▶ [Task description] Skip any picture you find and retype all the remaining lines exactly.

(Records from a collection of figures)
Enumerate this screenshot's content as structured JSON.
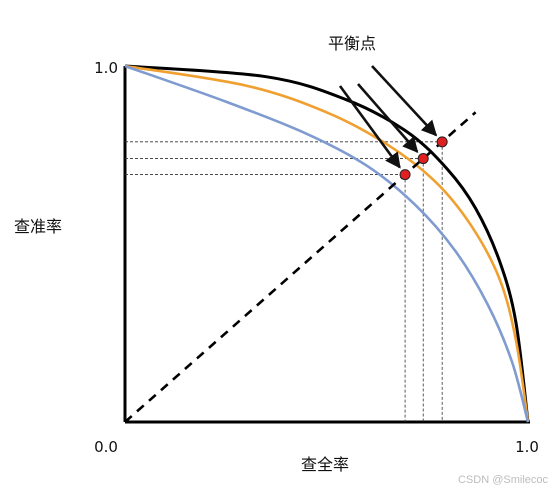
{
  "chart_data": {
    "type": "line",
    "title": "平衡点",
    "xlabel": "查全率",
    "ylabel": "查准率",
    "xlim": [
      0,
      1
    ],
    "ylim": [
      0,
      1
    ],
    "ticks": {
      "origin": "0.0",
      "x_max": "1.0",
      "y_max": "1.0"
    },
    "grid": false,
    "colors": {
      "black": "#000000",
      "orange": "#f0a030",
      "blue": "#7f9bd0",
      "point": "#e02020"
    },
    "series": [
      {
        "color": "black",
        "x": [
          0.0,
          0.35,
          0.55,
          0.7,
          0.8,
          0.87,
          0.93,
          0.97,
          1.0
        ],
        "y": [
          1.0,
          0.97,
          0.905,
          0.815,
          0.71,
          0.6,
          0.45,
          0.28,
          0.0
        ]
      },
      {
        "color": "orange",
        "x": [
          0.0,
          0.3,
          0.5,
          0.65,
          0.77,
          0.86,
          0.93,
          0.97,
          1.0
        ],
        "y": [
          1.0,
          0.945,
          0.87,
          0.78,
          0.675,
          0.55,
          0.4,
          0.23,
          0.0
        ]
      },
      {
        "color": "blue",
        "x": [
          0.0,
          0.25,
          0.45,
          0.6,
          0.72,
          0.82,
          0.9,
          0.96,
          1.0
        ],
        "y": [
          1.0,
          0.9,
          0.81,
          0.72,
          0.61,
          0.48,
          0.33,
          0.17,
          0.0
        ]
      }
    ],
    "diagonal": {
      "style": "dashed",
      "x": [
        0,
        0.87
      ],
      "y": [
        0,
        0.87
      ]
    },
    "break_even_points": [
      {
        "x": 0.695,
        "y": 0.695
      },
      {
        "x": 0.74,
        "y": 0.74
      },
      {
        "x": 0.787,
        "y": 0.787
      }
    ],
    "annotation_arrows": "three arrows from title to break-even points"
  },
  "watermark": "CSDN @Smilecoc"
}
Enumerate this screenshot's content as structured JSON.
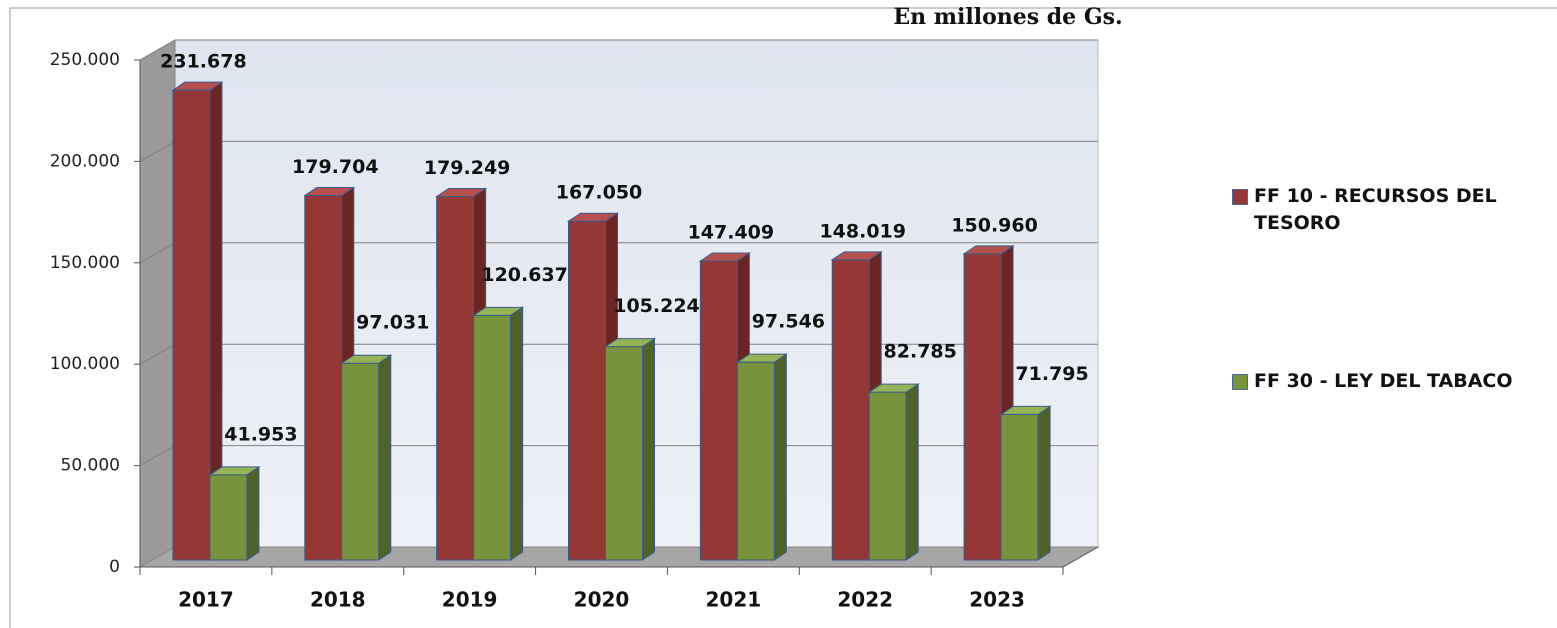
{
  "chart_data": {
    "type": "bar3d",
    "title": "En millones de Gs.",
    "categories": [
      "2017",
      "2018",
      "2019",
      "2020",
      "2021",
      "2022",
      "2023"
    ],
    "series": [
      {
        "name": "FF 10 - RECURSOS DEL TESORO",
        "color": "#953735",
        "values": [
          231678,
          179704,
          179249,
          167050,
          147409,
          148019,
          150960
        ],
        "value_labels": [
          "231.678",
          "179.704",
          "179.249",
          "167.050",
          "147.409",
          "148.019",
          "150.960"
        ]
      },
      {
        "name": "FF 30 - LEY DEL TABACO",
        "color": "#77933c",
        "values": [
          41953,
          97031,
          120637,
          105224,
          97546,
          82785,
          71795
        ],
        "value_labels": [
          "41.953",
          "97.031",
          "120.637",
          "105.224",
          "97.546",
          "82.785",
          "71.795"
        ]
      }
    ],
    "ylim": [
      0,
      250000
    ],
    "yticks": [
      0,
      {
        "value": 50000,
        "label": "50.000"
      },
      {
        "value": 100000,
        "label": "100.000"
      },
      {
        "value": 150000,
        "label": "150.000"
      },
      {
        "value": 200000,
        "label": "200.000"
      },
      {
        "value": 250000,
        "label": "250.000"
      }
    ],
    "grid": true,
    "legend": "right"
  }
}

▶ [Answer to the exercise]
Enumerate this screenshot's content as structured JSON.
{
  "chart_data": {
    "type": "line",
    "title": "平衡点",
    "xlabel": "查全率",
    "ylabel": "查准率",
    "xlim": [
      0,
      1
    ],
    "ylim": [
      0,
      1
    ],
    "ticks": {
      "origin": "0.0",
      "x_max": "1.0",
      "y_max": "1.0"
    },
    "grid": false,
    "colors": {
      "black": "#000000",
      "orange": "#f0a030",
      "blue": "#7f9bd0",
      "point": "#e02020"
    },
    "series": [
      {
        "color": "black",
        "x": [
          0.0,
          0.35,
          0.55,
          0.7,
          0.8,
          0.87,
          0.93,
          0.97,
          1.0
        ],
        "y": [
          1.0,
          0.97,
          0.905,
          0.815,
          0.71,
          0.6,
          0.45,
          0.28,
          0.0
        ]
      },
      {
        "color": "orange",
        "x": [
          0.0,
          0.3,
          0.5,
          0.65,
          0.77,
          0.86,
          0.93,
          0.97,
          1.0
        ],
        "y": [
          1.0,
          0.945,
          0.87,
          0.78,
          0.675,
          0.55,
          0.4,
          0.23,
          0.0
        ]
      },
      {
        "color": "blue",
        "x": [
          0.0,
          0.25,
          0.45,
          0.6,
          0.72,
          0.82,
          0.9,
          0.96,
          1.0
        ],
        "y": [
          1.0,
          0.9,
          0.81,
          0.72,
          0.61,
          0.48,
          0.33,
          0.17,
          0.0
        ]
      }
    ],
    "diagonal": {
      "style": "dashed",
      "x": [
        0,
        0.87
      ],
      "y": [
        0,
        0.87
      ]
    },
    "break_even_points": [
      {
        "x": 0.695,
        "y": 0.695
      },
      {
        "x": 0.74,
        "y": 0.74
      },
      {
        "x": 0.787,
        "y": 0.787
      }
    ],
    "annotation_arrows": "three arrows from title to break-even points"
  },
  "watermark": "CSDN @Smilecoc"
}
Enumerate this screenshot's content as structured JSON.
{
  "chart_data": {
    "type": "bar3d",
    "title": "En millones de Gs.",
    "categories": [
      "2017",
      "2018",
      "2019",
      "2020",
      "2021",
      "2022",
      "2023"
    ],
    "series": [
      {
        "name": "FF 10 - RECURSOS DEL TESORO",
        "color": "#953735",
        "values": [
          231678,
          179704,
          179249,
          167050,
          147409,
          148019,
          150960
        ],
        "value_labels": [
          "231.678",
          "179.704",
          "179.249",
          "167.050",
          "147.409",
          "148.019",
          "150.960"
        ]
      },
      {
        "name": "FF 30 - LEY DEL TABACO",
        "color": "#77933c",
        "values": [
          41953,
          97031,
          120637,
          105224,
          97546,
          82785,
          71795
        ],
        "value_labels": [
          "41.953",
          "97.031",
          "120.637",
          "105.224",
          "97.546",
          "82.785",
          "71.795"
        ]
      }
    ],
    "ylim": [
      0,
      250000
    ],
    "yticks": [
      0,
      {
        "value": 50000,
        "label": "50.000"
      },
      {
        "value": 100000,
        "label": "100.000"
      },
      {
        "value": 150000,
        "label": "150.000"
      },
      {
        "value": 200000,
        "label": "200.000"
      },
      {
        "value": 250000,
        "label": "250.000"
      }
    ],
    "grid": true,
    "legend": "right"
  }
}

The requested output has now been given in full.